:: THE EXERCISE ::
In the records below, find each line containing the word "glass" and copy it.

[Data records]
....................
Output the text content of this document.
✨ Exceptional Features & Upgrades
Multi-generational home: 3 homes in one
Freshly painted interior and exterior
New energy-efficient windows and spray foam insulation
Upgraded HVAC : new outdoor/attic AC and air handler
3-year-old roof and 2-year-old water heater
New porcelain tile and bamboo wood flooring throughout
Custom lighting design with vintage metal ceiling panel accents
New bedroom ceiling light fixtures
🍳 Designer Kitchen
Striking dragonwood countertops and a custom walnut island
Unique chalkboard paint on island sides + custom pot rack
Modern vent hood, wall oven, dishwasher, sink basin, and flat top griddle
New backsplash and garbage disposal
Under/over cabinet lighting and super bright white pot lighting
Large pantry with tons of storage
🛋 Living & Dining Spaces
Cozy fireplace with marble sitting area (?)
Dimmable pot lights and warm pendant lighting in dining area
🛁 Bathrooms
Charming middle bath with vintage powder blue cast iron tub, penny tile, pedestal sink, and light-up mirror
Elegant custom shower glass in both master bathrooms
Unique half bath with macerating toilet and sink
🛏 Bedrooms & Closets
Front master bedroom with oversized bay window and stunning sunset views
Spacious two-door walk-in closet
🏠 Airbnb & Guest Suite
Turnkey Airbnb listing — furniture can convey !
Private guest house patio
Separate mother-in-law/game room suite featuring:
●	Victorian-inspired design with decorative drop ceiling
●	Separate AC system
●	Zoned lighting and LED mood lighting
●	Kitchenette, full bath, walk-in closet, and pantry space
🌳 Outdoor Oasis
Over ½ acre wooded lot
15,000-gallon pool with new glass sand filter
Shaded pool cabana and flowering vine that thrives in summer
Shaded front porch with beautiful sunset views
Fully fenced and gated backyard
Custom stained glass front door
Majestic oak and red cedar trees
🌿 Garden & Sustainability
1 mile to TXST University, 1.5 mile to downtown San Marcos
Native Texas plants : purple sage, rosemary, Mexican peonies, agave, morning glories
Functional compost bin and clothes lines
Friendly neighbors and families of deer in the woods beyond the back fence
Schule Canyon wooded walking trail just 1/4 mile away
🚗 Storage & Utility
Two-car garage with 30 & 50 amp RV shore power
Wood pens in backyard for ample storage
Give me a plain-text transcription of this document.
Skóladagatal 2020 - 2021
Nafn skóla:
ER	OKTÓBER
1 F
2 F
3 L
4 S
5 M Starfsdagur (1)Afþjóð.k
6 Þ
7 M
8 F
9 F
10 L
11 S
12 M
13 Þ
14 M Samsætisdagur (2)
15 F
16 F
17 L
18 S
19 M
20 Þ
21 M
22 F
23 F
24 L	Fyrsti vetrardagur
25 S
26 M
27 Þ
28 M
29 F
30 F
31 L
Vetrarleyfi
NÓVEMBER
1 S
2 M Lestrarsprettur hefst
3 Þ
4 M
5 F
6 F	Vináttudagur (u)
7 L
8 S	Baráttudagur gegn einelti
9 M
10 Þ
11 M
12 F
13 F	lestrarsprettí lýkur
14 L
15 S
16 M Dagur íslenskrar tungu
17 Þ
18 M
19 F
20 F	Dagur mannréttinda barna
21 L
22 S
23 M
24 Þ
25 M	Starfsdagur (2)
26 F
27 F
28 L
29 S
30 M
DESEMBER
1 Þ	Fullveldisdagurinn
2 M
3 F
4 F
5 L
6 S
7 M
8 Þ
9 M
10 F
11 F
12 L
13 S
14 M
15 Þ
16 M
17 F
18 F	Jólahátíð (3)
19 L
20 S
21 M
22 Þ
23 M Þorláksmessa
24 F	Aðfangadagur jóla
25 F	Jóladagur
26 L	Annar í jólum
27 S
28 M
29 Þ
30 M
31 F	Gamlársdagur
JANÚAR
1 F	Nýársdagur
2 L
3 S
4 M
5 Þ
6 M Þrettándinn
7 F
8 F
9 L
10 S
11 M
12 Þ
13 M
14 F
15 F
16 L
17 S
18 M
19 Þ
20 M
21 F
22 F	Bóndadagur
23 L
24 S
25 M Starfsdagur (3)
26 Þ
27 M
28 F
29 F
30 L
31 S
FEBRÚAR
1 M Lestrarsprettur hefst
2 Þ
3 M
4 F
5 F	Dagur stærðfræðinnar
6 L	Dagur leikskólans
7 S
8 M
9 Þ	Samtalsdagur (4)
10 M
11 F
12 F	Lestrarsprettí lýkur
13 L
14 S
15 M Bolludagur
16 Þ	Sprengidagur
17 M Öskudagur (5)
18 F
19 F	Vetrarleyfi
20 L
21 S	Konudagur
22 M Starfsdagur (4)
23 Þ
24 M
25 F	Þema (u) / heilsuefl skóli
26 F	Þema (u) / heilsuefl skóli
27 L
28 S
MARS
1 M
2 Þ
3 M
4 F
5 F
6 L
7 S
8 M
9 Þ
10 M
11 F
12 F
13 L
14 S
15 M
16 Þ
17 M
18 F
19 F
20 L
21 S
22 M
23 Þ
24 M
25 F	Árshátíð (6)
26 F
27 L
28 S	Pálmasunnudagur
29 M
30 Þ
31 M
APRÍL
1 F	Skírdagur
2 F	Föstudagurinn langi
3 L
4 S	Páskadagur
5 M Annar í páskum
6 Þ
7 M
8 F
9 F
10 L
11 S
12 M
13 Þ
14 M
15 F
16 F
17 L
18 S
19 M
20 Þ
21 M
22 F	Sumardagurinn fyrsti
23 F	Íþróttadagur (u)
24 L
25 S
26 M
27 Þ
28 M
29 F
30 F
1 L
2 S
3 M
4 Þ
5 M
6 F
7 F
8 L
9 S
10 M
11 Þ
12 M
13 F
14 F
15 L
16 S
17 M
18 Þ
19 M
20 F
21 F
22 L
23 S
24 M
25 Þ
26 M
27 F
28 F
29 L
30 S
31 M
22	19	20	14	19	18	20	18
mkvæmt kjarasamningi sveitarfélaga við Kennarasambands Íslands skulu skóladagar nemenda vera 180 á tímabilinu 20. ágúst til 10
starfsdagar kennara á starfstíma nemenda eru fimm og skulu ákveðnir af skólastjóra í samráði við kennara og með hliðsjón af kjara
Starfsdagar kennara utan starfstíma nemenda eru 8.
....................
:: TASK ANSWER ::
Elegant custom shower glass in both master bathrooms
15,000-gallon pool with new glass sand filter
Custom stained glass front door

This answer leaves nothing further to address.